— Start of EXERCISE DATA —

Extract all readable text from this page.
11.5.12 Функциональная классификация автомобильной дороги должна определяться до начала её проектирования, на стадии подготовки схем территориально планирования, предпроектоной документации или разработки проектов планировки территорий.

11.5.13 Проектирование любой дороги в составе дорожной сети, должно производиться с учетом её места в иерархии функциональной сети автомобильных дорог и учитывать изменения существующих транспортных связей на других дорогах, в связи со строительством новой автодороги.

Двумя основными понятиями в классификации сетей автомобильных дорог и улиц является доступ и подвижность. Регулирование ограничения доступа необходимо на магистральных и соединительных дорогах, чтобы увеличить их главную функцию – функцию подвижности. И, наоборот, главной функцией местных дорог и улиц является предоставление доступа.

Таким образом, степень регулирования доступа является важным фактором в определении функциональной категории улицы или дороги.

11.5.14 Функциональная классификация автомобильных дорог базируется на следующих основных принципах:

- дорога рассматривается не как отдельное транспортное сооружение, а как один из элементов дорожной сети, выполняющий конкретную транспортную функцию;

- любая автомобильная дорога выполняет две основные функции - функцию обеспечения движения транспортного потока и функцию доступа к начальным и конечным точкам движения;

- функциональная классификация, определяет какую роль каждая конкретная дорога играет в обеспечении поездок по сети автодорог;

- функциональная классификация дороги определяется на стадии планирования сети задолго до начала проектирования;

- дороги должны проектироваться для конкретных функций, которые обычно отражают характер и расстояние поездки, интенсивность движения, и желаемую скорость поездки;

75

— End of EXERCISE DATA —

AIM OF THE TASK: Please give back all of the records exactly as written.

EXPECTED ANSWER:
Extract all readable text from this page.
11.5.12 Функциональная классификация автомобильной дороги должна определяться до начала её проектирования, на стадии подготовки схем территориально планирования, предпроектоной документации или разработки проектов планировки территорий.

11.5.13 Проектирование любой дороги в составе дорожной сети, должно производиться с учетом её места в иерархии функциональной сети автомобильных дорог и учитывать изменения существующих транспортных связей на других дорогах, в связи со строительством новой автодороги.

Двумя основными понятиями в классификации сетей автомобильных дорог и улиц является доступ и подвижность. Регулирование ограничения доступа необходимо на магистральных и соединительных дорогах, чтобы увеличить их главную функцию – функцию подвижности. И, наоборот, главной функцией местных дорог и улиц является предоставление доступа.

Таким образом, степень регулирования доступа является важным фактором в определении функциональной категории улицы или дороги.

11.5.14 Функциональная классификация автомобильных дорог базируется на следующих основных принципах:

- дорога рассматривается не как отдельное транспортное сооружение, а как один из элементов дорожной сети, выполняющий конкретную транспортную функцию;

- любая автомобильная дорога выполняет две основные функции - функцию обеспечения движения транспортного потока и функцию доступа к начальным и конечным точкам движения;

- функциональная классификация, определяет какую роль каждая конкретная дорога играет в обеспечении поездок по сети автодорог;

- функциональная классификация дороги определяется на стадии планирования сети задолго до начала проектирования;

- дороги должны проектироваться для конкретных функций, которые обычно отражают характер и расстояние поездки, интенсивность движения, и желаемую скорость поездки;

75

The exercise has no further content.